■ AIM OF THE EXERCISE:
The lines to extract start at the one containing "Give me a plain-text" and end with the last line; give them exactly and nothing more.

————

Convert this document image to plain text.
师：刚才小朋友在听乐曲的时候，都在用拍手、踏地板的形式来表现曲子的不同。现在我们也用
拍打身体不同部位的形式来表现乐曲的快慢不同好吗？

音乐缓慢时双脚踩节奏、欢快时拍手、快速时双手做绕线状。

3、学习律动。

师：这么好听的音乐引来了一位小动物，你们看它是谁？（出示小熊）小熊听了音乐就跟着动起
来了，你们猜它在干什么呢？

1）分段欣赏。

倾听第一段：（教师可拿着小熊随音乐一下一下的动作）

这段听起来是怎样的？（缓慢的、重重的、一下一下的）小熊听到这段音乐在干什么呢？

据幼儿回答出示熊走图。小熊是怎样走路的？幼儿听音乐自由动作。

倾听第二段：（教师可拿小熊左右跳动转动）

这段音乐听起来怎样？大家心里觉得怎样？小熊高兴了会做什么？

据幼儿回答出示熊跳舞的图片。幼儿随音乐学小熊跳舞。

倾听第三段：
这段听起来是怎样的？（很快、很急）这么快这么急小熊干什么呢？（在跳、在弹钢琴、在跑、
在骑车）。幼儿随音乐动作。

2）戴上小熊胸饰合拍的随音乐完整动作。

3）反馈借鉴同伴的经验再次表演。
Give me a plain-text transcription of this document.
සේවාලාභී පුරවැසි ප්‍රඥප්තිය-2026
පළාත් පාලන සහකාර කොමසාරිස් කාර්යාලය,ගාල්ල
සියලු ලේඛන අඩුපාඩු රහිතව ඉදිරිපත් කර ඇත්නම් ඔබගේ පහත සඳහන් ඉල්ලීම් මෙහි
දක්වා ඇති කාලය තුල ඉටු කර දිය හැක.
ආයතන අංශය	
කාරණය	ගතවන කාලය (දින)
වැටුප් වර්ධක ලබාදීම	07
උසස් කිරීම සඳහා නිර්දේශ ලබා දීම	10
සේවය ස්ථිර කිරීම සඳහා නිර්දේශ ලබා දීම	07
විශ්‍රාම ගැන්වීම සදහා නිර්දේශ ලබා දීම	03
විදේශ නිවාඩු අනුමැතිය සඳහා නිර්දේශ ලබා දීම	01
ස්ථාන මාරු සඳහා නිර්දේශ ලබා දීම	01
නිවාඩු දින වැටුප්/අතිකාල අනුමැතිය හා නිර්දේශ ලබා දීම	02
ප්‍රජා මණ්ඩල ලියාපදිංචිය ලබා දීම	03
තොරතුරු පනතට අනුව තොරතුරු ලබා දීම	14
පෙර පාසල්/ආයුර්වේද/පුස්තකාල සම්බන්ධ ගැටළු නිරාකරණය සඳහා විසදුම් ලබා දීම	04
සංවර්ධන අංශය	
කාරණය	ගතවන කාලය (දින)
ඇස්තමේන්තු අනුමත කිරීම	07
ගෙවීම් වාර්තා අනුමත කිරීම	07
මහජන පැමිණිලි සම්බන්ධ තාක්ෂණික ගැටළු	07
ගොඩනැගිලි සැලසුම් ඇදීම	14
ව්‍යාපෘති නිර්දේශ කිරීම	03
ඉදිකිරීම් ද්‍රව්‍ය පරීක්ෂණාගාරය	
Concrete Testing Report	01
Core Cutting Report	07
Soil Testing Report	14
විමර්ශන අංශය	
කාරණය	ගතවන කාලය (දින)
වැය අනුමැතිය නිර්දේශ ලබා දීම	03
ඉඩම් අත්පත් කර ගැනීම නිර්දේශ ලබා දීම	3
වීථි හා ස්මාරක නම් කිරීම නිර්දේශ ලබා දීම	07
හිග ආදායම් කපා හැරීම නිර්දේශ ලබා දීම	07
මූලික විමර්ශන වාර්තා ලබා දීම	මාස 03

————

■ EXPECTED OUTPUT:
Give me a plain-text transcription of this document.
සේවාලාභී පුරවැසි ප්‍රඥප්තිය-2026
පළාත් පාලන සහකාර කොමසාරිස් කාර්යාලය,ගාල්ල
සියලු ලේඛන අඩුපාඩු රහිතව ඉදිරිපත් කර ඇත්නම් ඔබගේ පහත සඳහන් ඉල්ලීම් මෙහි
දක්වා ඇති කාලය තුල ඉටු කර දිය හැක.
ආයතන අංශය	
කාරණය	ගතවන කාලය (දින)
වැටුප් වර්ධක ලබාදීම	07
උසස් කිරීම සඳහා නිර්දේශ ලබා දීම	10
සේවය ස්ථිර කිරීම සඳහා නිර්දේශ ලබා දීම	07
විශ්‍රාම ගැන්වීම සදහා නිර්දේශ ලබා දීම	03
විදේශ නිවාඩු අනුමැතිය සඳහා නිර්දේශ ලබා දීම	01
ස්ථාන මාරු සඳහා නිර්දේශ ලබා දීම	01
නිවාඩු දින වැටුප්/අතිකාල අනුමැතිය හා නිර්දේශ ලබා දීම	02
ප්‍රජා මණ්ඩල ලියාපදිංචිය ලබා දීම	03
තොරතුරු පනතට අනුව තොරතුරු ලබා දීම	14
පෙර පාසල්/ආයුර්වේද/පුස්තකාල සම්බන්ධ ගැටළු නිරාකරණය සඳහා විසදුම් ලබා දීම	04
සංවර්ධන අංශය	
කාරණය	ගතවන කාලය (දින)
ඇස්තමේන්තු අනුමත කිරීම	07
ගෙවීම් වාර්තා අනුමත කිරීම	07
මහජන පැමිණිලි සම්බන්ධ තාක්ෂණික ගැටළු	07
ගොඩනැගිලි සැලසුම් ඇදීම	14
ව්‍යාපෘති නිර්දේශ කිරීම	03
ඉදිකිරීම් ද්‍රව්‍ය පරීක්ෂණාගාරය	
Concrete Testing Report	01
Core Cutting Report	07
Soil Testing Report	14
විමර්ශන අංශය	
කාරණය	ගතවන කාලය (දින)
වැය අනුමැතිය නිර්දේශ ලබා දීම	03
ඉඩම් අත්පත් කර ගැනීම නිර්දේශ ලබා දීම	3
වීථි හා ස්මාරක නම් කිරීම නිර්දේශ ලබා දීම	07
හිග ආදායම් කපා හැරීම නිර්දේශ ලබා දීම	07
මූලික විමර්ශන වාර්තා ලබා දීම	මාස 03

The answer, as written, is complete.